**Given entries:**

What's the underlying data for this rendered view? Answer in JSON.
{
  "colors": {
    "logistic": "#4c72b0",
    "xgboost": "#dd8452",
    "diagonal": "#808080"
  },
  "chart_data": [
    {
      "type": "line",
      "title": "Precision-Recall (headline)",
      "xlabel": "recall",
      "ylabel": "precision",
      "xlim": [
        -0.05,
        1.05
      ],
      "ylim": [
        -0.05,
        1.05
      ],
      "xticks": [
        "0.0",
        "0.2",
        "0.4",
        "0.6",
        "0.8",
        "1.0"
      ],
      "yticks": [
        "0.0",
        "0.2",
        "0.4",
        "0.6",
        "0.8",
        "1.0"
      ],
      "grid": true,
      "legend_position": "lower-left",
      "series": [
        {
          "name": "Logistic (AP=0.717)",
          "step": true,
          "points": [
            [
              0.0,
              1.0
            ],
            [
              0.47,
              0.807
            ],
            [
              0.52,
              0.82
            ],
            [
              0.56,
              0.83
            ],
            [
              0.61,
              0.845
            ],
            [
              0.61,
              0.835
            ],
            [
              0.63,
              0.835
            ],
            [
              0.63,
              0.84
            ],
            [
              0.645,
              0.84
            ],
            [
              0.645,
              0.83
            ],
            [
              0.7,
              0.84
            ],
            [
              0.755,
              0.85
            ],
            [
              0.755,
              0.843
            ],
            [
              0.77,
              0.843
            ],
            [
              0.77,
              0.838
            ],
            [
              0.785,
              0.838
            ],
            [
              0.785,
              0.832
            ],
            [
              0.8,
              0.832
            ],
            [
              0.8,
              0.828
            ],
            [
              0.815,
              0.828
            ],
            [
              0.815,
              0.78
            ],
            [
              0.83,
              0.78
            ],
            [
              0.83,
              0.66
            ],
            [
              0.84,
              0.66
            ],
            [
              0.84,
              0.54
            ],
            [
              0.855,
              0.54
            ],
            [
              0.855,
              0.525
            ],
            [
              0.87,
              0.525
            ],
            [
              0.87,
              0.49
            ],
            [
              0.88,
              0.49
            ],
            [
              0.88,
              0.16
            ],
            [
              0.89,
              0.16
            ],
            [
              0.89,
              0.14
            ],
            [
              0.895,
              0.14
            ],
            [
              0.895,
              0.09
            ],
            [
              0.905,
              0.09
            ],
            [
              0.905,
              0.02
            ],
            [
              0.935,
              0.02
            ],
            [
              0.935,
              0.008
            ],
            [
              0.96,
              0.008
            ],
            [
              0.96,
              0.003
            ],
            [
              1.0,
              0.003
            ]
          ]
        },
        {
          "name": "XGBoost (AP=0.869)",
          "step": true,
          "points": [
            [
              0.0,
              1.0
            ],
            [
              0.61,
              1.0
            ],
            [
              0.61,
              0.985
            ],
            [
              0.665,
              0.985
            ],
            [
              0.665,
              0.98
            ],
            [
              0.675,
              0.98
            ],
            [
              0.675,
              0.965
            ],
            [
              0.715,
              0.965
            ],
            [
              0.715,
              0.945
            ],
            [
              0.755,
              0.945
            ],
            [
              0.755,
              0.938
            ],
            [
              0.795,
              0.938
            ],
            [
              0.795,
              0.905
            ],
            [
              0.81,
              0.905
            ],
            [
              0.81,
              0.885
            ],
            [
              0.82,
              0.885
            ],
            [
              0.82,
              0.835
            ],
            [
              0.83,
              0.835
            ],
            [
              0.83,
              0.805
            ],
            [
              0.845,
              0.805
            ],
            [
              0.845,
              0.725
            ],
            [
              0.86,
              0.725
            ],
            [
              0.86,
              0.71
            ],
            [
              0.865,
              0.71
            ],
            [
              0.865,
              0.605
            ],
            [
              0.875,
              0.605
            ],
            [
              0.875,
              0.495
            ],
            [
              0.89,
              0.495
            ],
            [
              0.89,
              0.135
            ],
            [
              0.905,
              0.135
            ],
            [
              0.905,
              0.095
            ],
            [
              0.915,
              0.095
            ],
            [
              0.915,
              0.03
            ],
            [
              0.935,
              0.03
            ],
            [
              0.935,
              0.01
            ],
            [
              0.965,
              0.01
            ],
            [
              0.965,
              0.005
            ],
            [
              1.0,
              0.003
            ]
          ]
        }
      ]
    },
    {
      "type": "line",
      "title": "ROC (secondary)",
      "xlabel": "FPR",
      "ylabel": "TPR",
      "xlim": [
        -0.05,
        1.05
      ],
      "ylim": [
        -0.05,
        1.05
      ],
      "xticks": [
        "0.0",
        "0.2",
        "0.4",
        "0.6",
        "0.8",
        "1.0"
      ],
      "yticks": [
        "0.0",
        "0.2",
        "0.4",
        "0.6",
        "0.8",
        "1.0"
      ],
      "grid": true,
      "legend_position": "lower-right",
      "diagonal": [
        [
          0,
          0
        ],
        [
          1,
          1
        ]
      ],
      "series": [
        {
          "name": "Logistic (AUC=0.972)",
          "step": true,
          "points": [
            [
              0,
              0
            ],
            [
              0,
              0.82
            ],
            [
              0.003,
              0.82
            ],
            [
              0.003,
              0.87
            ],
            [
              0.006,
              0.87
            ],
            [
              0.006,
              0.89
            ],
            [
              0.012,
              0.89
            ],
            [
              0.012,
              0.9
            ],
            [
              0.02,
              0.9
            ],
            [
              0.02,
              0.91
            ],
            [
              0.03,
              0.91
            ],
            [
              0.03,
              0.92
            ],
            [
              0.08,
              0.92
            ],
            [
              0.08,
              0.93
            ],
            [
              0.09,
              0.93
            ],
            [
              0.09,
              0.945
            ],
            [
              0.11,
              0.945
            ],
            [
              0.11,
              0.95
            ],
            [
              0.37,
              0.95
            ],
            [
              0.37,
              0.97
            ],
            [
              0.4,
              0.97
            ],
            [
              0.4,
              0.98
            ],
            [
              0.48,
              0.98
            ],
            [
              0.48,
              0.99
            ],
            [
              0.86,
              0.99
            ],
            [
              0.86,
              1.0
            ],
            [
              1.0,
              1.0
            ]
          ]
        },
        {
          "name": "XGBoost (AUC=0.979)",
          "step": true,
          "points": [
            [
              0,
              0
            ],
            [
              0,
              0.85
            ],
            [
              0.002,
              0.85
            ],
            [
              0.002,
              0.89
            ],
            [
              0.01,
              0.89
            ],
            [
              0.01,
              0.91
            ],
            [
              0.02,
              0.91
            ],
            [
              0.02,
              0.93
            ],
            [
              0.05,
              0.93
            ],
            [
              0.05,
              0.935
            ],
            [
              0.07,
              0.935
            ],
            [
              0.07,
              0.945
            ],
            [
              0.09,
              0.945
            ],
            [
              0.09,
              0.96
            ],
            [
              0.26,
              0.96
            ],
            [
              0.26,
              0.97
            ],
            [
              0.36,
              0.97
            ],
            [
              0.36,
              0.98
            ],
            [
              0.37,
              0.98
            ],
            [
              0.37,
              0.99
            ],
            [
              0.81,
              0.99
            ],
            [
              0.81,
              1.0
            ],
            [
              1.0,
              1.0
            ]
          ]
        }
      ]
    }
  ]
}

**Work required:**
In the entries above, find every line holding the word "lower" and copy it out.

**Reply to the task:**
      "legend_position": "lower-left",
      "legend_position": "lower-right",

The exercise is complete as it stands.